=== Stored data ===

** BEGIN **

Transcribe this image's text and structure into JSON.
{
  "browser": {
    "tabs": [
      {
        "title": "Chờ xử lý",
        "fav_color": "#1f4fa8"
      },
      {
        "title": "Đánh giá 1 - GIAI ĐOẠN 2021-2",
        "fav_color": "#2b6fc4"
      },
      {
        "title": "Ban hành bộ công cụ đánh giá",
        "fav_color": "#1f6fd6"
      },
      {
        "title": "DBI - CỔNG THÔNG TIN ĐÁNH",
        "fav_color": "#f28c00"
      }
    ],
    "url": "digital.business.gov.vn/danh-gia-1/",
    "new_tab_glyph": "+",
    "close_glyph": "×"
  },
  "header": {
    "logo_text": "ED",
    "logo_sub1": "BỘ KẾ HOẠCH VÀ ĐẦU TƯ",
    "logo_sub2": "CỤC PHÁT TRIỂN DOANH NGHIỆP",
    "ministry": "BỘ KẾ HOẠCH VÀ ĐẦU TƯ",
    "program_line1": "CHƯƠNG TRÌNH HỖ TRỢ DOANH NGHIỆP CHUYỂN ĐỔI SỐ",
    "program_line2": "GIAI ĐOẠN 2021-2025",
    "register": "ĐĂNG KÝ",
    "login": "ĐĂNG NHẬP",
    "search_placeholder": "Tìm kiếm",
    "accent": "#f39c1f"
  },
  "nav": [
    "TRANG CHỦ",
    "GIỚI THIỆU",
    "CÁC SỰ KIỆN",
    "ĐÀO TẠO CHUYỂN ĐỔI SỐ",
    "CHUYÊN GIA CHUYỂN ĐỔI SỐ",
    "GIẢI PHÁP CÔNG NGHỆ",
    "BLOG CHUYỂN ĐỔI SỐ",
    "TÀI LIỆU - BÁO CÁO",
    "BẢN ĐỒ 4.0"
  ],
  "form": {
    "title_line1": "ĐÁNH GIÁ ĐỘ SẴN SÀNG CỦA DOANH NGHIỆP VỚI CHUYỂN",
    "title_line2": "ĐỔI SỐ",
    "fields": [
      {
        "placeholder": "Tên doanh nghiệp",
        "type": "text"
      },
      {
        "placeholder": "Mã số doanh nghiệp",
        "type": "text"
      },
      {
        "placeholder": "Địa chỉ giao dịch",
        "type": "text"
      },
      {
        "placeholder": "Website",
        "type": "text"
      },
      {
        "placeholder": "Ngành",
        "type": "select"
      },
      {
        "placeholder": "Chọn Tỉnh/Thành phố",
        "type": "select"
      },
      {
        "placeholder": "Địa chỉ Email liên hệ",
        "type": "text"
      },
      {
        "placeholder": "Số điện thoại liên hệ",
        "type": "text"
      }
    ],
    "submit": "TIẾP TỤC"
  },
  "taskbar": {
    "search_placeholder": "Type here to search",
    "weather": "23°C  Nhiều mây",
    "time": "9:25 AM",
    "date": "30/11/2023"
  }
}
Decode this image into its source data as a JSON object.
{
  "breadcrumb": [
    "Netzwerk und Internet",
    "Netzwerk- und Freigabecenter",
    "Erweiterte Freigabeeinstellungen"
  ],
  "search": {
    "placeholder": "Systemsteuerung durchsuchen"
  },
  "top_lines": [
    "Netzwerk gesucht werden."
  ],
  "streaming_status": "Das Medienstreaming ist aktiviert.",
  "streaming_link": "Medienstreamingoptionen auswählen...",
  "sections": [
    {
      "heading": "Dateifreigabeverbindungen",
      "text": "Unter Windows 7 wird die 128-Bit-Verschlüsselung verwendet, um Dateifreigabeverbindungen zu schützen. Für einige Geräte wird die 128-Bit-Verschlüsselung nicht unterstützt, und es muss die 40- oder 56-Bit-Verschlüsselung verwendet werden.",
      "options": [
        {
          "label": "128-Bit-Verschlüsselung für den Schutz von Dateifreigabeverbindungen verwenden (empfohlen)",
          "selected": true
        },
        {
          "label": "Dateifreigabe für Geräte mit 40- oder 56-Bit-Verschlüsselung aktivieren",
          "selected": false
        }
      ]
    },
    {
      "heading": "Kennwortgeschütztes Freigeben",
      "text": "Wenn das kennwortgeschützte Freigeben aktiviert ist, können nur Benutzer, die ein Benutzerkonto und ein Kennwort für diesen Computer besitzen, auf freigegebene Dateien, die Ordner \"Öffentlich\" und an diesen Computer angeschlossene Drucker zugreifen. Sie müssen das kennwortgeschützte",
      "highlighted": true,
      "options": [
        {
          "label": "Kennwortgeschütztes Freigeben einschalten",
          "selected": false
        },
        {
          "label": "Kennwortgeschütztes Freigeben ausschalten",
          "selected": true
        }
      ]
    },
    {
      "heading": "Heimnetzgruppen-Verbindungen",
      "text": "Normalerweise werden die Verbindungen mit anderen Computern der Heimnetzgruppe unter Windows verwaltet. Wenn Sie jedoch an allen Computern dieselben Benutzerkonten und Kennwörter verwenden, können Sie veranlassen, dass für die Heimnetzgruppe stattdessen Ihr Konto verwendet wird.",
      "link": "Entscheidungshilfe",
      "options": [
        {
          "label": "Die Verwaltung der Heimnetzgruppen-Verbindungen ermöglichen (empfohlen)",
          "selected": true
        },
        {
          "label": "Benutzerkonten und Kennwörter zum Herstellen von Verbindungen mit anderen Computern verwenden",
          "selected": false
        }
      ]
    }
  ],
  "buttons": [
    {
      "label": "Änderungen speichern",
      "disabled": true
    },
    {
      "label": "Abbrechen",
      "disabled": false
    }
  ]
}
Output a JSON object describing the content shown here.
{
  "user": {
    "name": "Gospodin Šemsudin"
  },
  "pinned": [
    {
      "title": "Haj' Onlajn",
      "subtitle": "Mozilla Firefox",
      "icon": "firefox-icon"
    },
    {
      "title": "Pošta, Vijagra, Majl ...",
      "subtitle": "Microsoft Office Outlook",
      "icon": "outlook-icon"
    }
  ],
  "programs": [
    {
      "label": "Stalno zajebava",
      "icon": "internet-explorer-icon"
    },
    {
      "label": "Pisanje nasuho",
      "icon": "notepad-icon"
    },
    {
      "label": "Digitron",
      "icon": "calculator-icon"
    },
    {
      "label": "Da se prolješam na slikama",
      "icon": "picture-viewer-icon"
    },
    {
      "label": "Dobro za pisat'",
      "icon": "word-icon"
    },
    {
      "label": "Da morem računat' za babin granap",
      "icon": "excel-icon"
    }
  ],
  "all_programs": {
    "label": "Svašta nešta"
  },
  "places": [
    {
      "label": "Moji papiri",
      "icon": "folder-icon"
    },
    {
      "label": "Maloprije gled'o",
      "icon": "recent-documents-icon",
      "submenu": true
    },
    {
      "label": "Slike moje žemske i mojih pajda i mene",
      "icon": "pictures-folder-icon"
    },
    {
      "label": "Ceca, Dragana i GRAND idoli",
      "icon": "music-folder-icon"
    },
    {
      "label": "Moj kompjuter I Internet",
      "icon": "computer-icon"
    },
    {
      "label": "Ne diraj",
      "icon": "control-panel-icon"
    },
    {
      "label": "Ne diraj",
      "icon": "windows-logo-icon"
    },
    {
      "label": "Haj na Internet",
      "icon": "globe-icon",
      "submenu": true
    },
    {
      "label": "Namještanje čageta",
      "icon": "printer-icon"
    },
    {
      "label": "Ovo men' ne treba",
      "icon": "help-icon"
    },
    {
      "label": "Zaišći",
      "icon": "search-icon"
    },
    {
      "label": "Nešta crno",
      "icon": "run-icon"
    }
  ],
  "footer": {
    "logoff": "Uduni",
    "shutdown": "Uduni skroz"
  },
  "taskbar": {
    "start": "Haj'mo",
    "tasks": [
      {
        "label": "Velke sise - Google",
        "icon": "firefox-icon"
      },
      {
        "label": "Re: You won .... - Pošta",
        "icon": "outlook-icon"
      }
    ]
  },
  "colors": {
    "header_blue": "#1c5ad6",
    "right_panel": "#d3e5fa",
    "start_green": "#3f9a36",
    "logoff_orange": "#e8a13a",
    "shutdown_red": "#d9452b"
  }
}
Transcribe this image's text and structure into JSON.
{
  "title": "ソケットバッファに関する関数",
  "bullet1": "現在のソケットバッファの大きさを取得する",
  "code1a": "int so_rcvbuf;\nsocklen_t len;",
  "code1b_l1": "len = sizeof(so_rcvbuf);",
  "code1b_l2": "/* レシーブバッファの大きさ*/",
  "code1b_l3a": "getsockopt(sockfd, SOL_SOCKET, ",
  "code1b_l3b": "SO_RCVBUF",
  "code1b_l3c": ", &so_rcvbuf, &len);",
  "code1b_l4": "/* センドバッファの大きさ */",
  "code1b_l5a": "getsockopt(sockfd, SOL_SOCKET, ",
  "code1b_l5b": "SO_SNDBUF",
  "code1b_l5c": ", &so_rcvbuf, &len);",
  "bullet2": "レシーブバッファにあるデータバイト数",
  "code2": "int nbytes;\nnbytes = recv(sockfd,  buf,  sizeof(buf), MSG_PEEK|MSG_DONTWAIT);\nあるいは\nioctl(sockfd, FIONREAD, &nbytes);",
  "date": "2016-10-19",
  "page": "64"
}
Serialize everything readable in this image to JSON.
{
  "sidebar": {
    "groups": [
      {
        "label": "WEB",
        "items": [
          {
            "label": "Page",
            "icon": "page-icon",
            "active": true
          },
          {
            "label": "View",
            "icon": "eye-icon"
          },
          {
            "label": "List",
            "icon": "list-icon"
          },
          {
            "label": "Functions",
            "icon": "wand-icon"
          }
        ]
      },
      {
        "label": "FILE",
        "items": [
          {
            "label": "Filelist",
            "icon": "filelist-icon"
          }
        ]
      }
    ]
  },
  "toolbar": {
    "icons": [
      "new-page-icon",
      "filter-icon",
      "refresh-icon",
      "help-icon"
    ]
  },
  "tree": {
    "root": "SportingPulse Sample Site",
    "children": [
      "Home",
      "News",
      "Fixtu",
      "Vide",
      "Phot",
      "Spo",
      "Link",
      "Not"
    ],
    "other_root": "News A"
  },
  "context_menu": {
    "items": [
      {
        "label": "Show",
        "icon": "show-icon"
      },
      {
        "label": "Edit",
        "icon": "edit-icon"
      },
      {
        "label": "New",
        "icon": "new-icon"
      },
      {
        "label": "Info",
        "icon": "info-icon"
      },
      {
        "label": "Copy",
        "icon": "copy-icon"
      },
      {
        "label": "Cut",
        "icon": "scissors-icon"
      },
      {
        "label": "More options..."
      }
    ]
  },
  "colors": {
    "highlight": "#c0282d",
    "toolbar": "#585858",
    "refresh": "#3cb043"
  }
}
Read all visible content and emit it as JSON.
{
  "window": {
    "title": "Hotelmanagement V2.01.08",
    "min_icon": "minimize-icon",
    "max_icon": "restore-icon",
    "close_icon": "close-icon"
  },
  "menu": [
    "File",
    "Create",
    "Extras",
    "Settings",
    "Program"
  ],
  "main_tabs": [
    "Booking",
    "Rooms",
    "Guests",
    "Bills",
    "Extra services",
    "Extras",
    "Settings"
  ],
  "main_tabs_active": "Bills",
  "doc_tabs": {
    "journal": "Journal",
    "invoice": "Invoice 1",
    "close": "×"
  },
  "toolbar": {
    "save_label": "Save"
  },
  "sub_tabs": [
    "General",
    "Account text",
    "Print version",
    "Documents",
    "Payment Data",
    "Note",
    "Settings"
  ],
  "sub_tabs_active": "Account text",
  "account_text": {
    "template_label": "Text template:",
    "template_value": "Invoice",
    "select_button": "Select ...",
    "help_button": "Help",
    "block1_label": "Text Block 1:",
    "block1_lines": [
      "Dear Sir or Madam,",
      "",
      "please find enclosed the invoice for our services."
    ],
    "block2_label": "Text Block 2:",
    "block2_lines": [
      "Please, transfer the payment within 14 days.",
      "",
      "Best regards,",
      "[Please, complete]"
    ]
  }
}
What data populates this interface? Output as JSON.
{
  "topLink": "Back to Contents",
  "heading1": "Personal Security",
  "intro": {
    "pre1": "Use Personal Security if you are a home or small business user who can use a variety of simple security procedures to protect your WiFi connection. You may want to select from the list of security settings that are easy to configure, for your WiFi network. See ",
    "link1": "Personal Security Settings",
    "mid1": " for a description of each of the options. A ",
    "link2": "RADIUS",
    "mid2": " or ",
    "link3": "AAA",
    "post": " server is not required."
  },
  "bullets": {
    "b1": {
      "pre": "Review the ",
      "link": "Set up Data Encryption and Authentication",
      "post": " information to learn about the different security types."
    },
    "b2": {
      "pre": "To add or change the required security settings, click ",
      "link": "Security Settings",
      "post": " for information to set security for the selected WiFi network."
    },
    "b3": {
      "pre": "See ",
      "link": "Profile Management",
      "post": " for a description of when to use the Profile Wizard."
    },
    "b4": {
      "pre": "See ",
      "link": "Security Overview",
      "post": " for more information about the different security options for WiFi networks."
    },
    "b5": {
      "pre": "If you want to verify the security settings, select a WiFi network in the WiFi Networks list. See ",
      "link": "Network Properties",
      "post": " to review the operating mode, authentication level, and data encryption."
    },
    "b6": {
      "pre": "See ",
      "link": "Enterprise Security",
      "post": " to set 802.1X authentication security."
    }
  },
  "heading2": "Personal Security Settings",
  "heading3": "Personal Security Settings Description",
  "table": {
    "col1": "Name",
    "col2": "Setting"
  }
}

** END **

=== Short task ===
Find "What data populates" in the data above, then repeat that line and all lines after it exactly, ending with the final line.

=== Output ===
What data populates this interface? Output as JSON.
{
  "topLink": "Back to Contents",
  "heading1": "Personal Security",
  "intro": {
    "pre1": "Use Personal Security if you are a home or small business user who can use a variety of simple security procedures to protect your WiFi connection. You may want to select from the list of security settings that are easy to configure, for your WiFi network. See ",
    "link1": "Personal Security Settings",
    "mid1": " for a description of each of the options. A ",
    "link2": "RADIUS",
    "mid2": " or ",
    "link3": "AAA",
    "post": " server is not required."
  },
  "bullets": {
    "b1": {
      "pre": "Review the ",
      "link": "Set up Data Encryption and Authentication",
      "post": " information to learn about the different security types."
    },
    "b2": {
      "pre": "To add or change the required security settings, click ",
      "link": "Security Settings",
      "post": " for information to set security for the selected WiFi network."
    },
    "b3": {
      "pre": "See ",
      "link": "Profile Management",
      "post": " for a description of when to use the Profile Wizard."
    },
    "b4": {
      "pre": "See ",
      "link": "Security Overview",
      "post": " for more information about the different security options for WiFi networks."
    },
    "b5": {
      "pre": "If you want to verify the security settings, select a WiFi network in the WiFi Networks list. See ",
      "link": "Network Properties",
      "post": " to review the operating mode, authentication level, and data encryption."
    },
    "b6": {
      "pre": "See ",
      "link": "Enterprise Security",
      "post": " to set 802.1X authentication security."
    }
  },
  "heading2": "Personal Security Settings",
  "heading3": "Personal Security Settings Description",
  "table": {
    "col1": "Name",
    "col2": "Setting"
  }
}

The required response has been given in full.